● OBJECTIVE: Copy every line of the data that contains the string "高等教育法".

● RECORDS FOR THIS TASK:

┄┄┄┄┄┄┄┄┄┄

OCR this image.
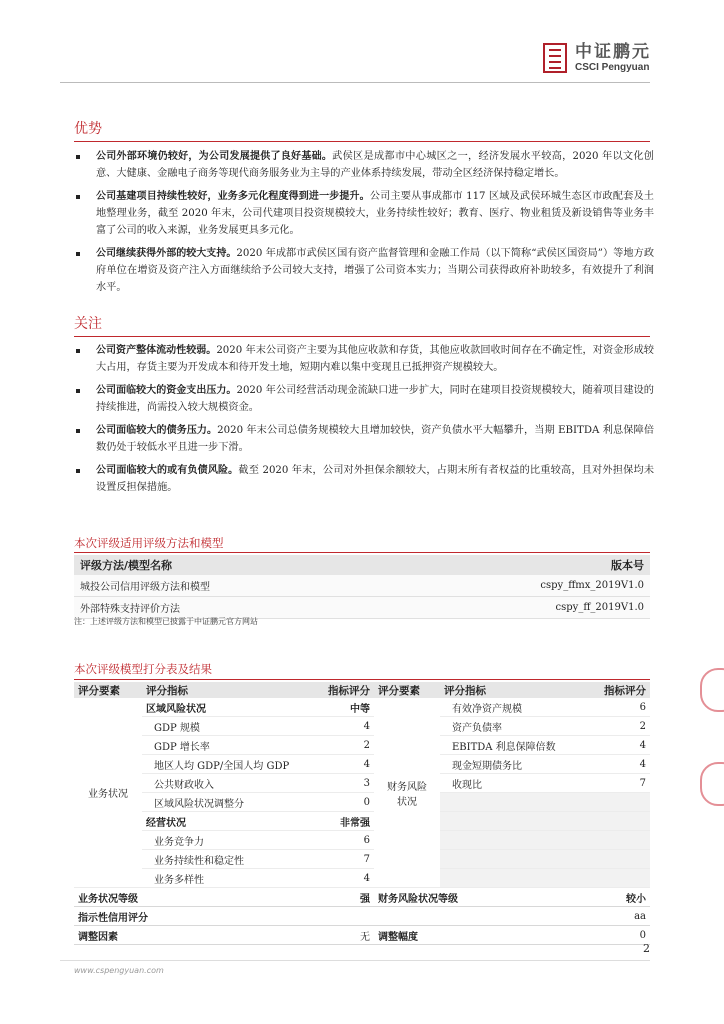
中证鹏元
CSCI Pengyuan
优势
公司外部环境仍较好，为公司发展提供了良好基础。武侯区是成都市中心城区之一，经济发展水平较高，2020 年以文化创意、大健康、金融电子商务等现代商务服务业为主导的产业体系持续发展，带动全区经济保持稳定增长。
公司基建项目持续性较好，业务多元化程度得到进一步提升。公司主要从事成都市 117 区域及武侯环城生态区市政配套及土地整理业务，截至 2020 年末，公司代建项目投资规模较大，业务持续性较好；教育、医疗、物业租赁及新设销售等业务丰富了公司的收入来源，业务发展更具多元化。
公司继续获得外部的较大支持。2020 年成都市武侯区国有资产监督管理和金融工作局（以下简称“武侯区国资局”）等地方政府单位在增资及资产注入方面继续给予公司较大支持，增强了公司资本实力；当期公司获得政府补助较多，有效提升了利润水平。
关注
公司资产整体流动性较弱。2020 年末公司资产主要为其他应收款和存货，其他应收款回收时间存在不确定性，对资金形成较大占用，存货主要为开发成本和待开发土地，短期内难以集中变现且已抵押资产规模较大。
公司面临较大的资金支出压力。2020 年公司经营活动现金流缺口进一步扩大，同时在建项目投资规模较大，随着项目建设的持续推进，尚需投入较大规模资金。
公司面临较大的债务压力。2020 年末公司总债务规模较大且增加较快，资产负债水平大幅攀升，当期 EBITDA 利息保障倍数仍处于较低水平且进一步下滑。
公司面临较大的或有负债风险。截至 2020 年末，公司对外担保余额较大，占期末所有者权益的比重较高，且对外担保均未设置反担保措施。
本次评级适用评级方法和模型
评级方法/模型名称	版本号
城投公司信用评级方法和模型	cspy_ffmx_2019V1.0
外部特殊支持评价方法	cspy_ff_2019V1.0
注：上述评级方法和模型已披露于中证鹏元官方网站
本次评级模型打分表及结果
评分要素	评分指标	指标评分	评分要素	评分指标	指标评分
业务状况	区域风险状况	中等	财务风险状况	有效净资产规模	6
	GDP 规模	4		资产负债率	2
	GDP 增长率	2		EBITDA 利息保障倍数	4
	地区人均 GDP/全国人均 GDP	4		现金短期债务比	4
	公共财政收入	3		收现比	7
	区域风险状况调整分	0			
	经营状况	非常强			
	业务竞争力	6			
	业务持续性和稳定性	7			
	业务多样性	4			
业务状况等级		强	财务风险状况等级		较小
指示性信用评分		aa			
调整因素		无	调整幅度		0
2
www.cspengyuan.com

┄┄┄┄┄┄┄┄┄┄

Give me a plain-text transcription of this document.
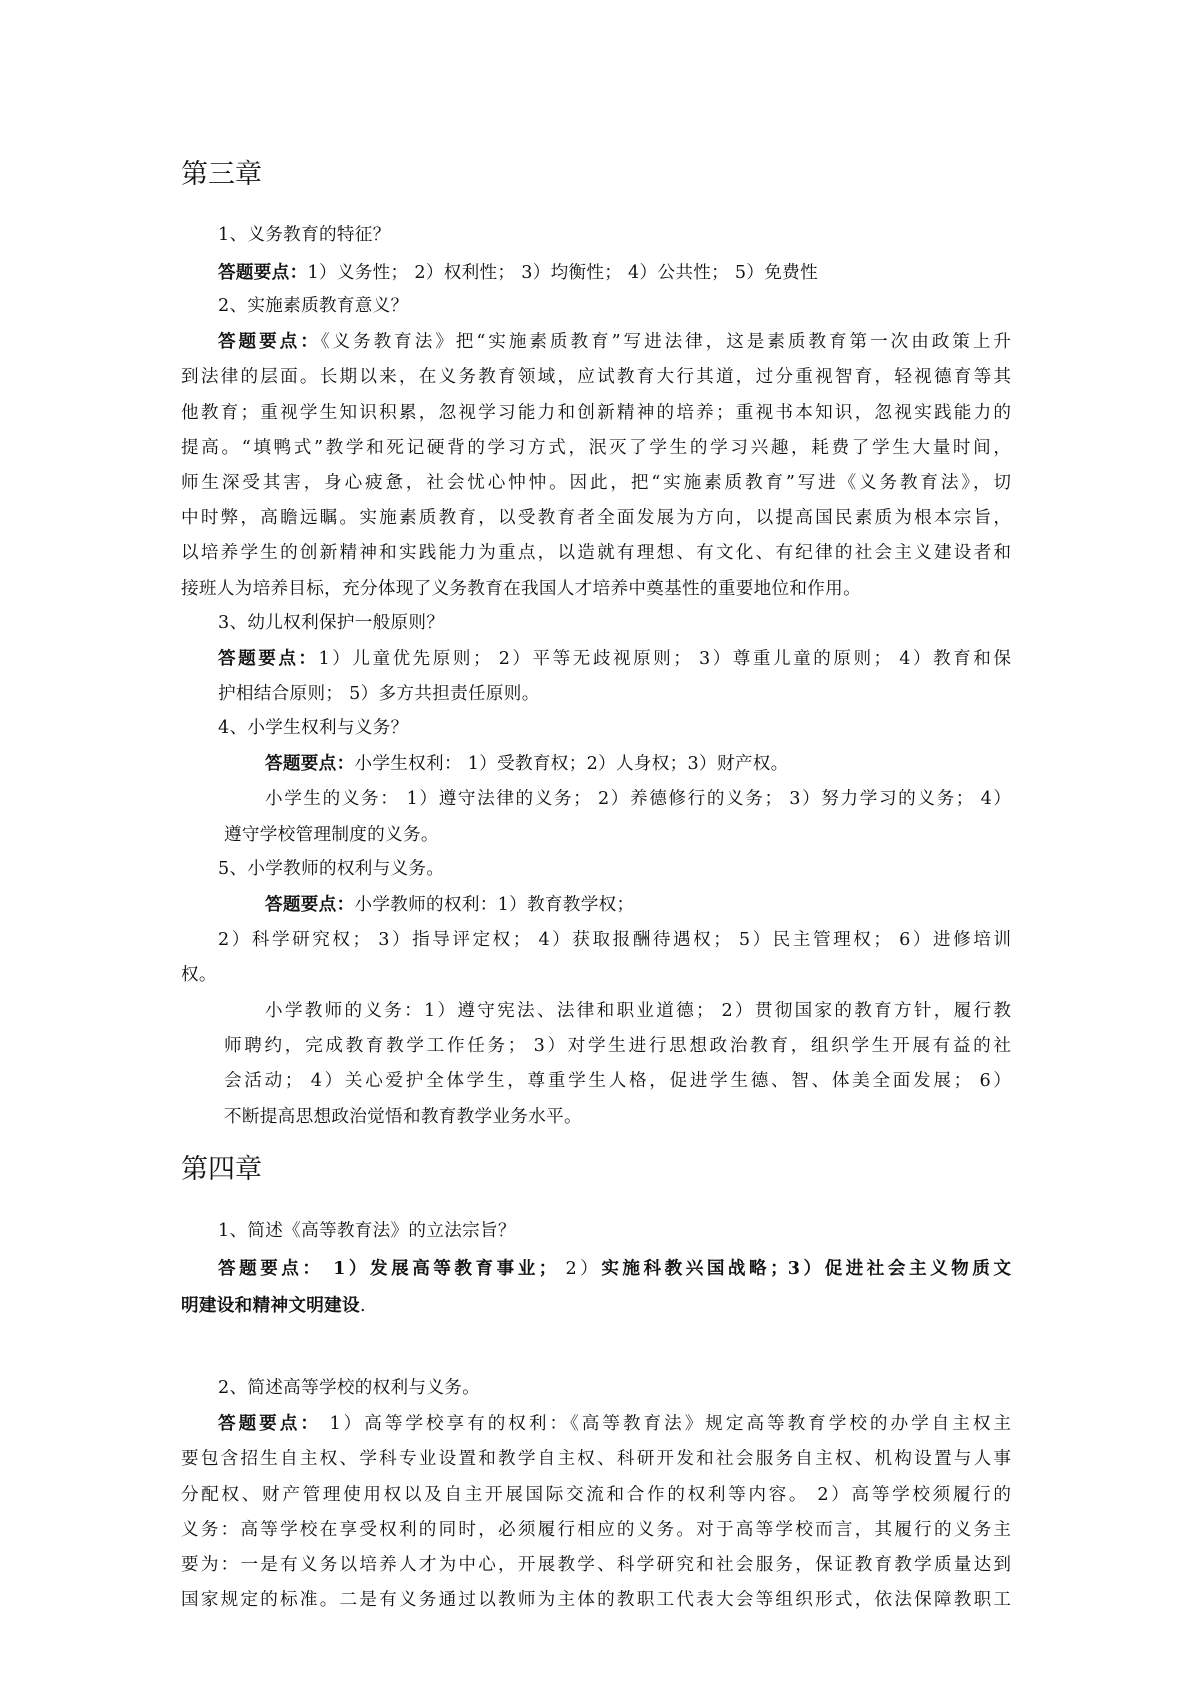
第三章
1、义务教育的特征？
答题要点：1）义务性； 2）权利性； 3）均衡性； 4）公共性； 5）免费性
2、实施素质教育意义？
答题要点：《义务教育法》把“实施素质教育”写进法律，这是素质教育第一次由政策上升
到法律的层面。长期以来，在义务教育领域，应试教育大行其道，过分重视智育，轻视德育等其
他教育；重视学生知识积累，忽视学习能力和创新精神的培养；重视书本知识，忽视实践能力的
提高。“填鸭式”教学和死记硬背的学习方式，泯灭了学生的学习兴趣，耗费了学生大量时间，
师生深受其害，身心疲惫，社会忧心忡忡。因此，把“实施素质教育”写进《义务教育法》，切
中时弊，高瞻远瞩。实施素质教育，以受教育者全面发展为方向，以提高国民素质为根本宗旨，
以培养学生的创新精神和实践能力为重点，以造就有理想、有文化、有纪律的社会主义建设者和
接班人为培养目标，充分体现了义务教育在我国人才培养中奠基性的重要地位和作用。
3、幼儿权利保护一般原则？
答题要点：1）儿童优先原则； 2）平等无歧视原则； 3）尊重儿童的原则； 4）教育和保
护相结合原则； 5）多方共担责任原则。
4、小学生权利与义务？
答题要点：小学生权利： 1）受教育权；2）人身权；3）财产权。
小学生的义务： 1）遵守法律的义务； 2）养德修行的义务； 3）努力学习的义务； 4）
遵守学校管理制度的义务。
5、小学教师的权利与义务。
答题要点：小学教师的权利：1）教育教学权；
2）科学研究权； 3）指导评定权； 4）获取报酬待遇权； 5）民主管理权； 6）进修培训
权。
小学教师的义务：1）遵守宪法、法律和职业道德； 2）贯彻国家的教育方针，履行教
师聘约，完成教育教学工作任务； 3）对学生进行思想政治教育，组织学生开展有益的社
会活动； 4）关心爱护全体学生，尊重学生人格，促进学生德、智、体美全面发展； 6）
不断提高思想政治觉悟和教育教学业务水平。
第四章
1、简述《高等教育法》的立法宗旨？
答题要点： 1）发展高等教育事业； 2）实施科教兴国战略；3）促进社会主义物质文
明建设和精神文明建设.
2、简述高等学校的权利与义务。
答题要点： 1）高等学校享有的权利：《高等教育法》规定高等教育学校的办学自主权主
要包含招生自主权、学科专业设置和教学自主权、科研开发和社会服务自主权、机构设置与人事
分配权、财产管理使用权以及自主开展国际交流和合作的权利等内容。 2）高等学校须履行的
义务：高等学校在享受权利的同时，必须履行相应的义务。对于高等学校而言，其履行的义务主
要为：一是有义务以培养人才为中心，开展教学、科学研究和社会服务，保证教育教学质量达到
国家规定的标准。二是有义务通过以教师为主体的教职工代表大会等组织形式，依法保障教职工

┄┄┄┄┄┄┄┄┄┄

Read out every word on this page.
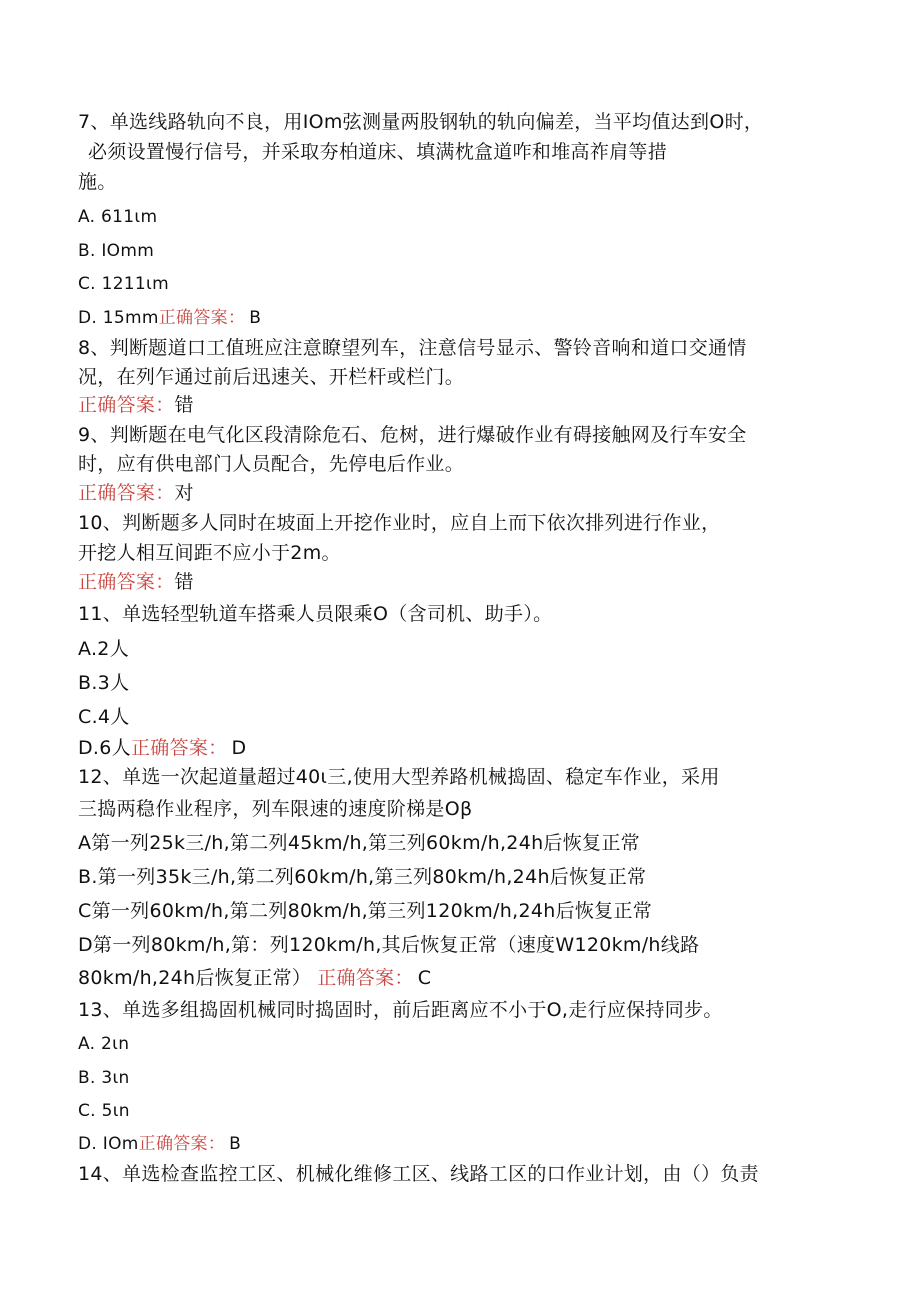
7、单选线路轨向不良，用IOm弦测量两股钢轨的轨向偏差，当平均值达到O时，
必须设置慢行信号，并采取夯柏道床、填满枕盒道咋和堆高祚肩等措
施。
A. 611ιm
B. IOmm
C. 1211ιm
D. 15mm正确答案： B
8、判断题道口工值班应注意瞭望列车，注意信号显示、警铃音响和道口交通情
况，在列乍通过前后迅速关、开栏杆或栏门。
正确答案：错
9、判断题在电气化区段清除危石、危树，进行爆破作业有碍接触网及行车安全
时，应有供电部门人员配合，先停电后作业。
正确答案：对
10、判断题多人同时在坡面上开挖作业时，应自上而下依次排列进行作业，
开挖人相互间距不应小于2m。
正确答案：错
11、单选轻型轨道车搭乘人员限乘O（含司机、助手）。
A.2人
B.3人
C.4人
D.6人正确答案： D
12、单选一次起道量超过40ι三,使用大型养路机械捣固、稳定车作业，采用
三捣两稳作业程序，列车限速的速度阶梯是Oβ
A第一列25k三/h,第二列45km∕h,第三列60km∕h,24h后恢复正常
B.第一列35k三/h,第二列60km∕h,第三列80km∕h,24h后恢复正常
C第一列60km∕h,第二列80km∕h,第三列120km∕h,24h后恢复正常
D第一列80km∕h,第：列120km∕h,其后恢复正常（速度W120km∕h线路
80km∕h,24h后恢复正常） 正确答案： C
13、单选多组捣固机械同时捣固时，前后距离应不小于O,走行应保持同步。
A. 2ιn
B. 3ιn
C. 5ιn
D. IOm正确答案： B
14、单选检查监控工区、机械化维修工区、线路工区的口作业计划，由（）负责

┄┄┄┄┄┄┄┄┄┄

● REPLY TO THE TASK:
1、简述《高等教育法》的立法宗旨？
答题要点： 1）高等学校享有的权利：《高等教育法》规定高等教育学校的办学自主权主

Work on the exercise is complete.